■ **STATED PROBLEM**
Extract the complete listing and output it unchanged.

[Stored entries]
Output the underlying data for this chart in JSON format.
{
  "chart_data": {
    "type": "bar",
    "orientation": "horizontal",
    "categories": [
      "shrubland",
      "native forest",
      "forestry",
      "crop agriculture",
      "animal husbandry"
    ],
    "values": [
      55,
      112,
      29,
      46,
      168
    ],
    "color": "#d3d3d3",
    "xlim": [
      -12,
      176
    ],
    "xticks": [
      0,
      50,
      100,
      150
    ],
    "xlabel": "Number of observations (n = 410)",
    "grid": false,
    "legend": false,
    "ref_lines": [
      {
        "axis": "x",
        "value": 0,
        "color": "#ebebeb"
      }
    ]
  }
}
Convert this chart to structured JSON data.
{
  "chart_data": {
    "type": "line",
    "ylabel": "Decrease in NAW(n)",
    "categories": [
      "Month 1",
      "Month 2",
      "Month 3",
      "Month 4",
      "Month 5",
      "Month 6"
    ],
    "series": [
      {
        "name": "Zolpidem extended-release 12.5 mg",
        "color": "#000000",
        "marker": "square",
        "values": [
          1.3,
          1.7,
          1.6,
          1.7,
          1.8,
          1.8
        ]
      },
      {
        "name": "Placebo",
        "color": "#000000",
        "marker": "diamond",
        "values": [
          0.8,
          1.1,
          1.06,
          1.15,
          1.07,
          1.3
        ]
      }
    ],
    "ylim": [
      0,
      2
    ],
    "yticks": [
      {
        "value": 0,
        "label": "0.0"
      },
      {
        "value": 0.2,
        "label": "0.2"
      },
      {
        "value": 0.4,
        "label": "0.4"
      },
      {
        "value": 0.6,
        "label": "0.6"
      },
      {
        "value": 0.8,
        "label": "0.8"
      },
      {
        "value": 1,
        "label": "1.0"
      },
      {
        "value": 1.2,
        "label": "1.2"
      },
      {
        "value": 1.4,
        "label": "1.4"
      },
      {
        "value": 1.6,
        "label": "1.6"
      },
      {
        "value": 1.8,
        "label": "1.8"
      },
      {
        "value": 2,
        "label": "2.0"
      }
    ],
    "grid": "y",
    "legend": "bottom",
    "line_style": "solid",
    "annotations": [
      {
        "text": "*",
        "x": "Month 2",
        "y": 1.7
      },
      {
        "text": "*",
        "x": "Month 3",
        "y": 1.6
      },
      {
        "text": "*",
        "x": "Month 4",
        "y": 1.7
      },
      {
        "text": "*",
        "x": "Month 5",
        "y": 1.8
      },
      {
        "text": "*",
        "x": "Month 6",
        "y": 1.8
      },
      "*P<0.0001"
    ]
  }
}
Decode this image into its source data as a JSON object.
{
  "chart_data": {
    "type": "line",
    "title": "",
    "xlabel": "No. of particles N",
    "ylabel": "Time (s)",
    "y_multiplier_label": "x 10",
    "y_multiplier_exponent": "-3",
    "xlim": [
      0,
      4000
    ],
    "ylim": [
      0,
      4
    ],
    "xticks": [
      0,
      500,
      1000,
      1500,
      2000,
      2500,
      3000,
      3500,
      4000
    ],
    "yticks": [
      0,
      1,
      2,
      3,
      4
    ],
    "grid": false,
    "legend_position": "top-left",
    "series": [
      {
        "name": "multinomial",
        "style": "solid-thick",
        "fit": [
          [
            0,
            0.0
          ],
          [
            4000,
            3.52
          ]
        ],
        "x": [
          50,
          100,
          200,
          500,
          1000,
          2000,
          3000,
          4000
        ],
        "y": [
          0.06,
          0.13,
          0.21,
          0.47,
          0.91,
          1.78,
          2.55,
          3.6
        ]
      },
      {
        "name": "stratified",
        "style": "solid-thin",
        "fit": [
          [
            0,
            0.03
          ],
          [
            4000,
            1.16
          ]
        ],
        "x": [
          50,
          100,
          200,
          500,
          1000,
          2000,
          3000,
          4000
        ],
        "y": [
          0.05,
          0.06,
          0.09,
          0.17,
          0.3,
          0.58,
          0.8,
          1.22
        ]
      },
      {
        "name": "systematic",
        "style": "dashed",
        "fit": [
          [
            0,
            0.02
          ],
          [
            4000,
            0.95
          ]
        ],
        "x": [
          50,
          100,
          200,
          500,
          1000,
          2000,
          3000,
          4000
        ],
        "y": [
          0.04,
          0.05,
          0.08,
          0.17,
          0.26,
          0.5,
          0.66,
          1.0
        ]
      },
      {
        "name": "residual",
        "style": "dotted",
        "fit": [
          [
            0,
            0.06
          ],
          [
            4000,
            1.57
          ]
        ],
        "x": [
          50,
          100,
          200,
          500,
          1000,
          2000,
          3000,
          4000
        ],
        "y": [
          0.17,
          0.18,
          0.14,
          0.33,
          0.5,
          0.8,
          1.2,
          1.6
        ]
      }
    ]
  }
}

■ **FULL ANSWER**
Output the underlying data for this chart in JSON format.
{
  "chart_data": {
    "type": "bar",
    "orientation": "horizontal",
    "categories": [
      "shrubland",
      "native forest",
      "forestry",
      "crop agriculture",
      "animal husbandry"
    ],
    "values": [
      55,
      112,
      29,
      46,
      168
    ],
    "color": "#d3d3d3",
    "xlim": [
      -12,
      176
    ],
    "xticks": [
      0,
      50,
      100,
      150
    ],
    "xlabel": "Number of observations (n = 410)",
    "grid": false,
    "legend": false,
    "ref_lines": [
      {
        "axis": "x",
        "value": 0,
        "color": "#ebebeb"
      }
    ]
  }
}
Convert this chart to structured JSON data.
{
  "chart_data": {
    "type": "line",
    "ylabel": "Decrease in NAW(n)",
    "categories": [
      "Month 1",
      "Month 2",
      "Month 3",
      "Month 4",
      "Month 5",
      "Month 6"
    ],
    "series": [
      {
        "name": "Zolpidem extended-release 12.5 mg",
        "color": "#000000",
        "marker": "square",
        "values": [
          1.3,
          1.7,
          1.6,
          1.7,
          1.8,
          1.8
        ]
      },
      {
        "name": "Placebo",
        "color": "#000000",
        "marker": "diamond",
        "values": [
          0.8,
          1.1,
          1.06,
          1.15,
          1.07,
          1.3
        ]
      }
    ],
    "ylim": [
      0,
      2
    ],
    "yticks": [
      {
        "value": 0,
        "label": "0.0"
      },
      {
        "value": 0.2,
        "label": "0.2"
      },
      {
        "value": 0.4,
        "label": "0.4"
      },
      {
        "value": 0.6,
        "label": "0.6"
      },
      {
        "value": 0.8,
        "label": "0.8"
      },
      {
        "value": 1,
        "label": "1.0"
      },
      {
        "value": 1.2,
        "label": "1.2"
      },
      {
        "value": 1.4,
        "label": "1.4"
      },
      {
        "value": 1.6,
        "label": "1.6"
      },
      {
        "value": 1.8,
        "label": "1.8"
      },
      {
        "value": 2,
        "label": "2.0"
      }
    ],
    "grid": "y",
    "legend": "bottom",
    "line_style": "solid",
    "annotations": [
      {
        "text": "*",
        "x": "Month 2",
        "y": 1.7
      },
      {
        "text": "*",
        "x": "Month 3",
        "y": 1.6
      },
      {
        "text": "*",
        "x": "Month 4",
        "y": 1.7
      },
      {
        "text": "*",
        "x": "Month 5",
        "y": 1.8
      },
      {
        "text": "*",
        "x": "Month 6",
        "y": 1.8
      },
      "*P<0.0001"
    ]
  }
}
Decode this image into its source data as a JSON object.
{
  "chart_data": {
    "type": "line",
    "title": "",
    "xlabel": "No. of particles N",
    "ylabel": "Time (s)",
    "y_multiplier_label": "x 10",
    "y_multiplier_exponent": "-3",
    "xlim": [
      0,
      4000
    ],
    "ylim": [
      0,
      4
    ],
    "xticks": [
      0,
      500,
      1000,
      1500,
      2000,
      2500,
      3000,
      3500,
      4000
    ],
    "yticks": [
      0,
      1,
      2,
      3,
      4
    ],
    "grid": false,
    "legend_position": "top-left",
    "series": [
      {
        "name": "multinomial",
        "style": "solid-thick",
        "fit": [
          [
            0,
            0.0
          ],
          [
            4000,
            3.52
          ]
        ],
        "x": [
          50,
          100,
          200,
          500,
          1000,
          2000,
          3000,
          4000
        ],
        "y": [
          0.06,
          0.13,
          0.21,
          0.47,
          0.91,
          1.78,
          2.55,
          3.6
        ]
      },
      {
        "name": "stratified",
        "style": "solid-thin",
        "fit": [
          [
            0,
            0.03
          ],
          [
            4000,
            1.16
          ]
        ],
        "x": [
          50,
          100,
          200,
          500,
          1000,
          2000,
          3000,
          4000
        ],
        "y": [
          0.05,
          0.06,
          0.09,
          0.17,
          0.3,
          0.58,
          0.8,
          1.22
        ]
      },
      {
        "name": "systematic",
        "style": "dashed",
        "fit": [
          [
            0,
            0.02
          ],
          [
            4000,
            0.95
          ]
        ],
        "x": [
          50,
          100,
          200,
          500,
          1000,
          2000,
          3000,
          4000
        ],
        "y": [
          0.04,
          0.05,
          0.08,
          0.17,
          0.26,
          0.5,
          0.66,
          1.0
        ]
      },
      {
        "name": "residual",
        "style": "dotted",
        "fit": [
          [
            0,
            0.06
          ],
          [
            4000,
            1.57
          ]
        ],
        "x": [
          50,
          100,
          200,
          500,
          1000,
          2000,
          3000,
          4000
        ],
        "y": [
          0.17,
          0.18,
          0.14,
          0.33,
          0.5,
          0.8,
          1.2,
          1.6
        ]
      }
    ]
  }
}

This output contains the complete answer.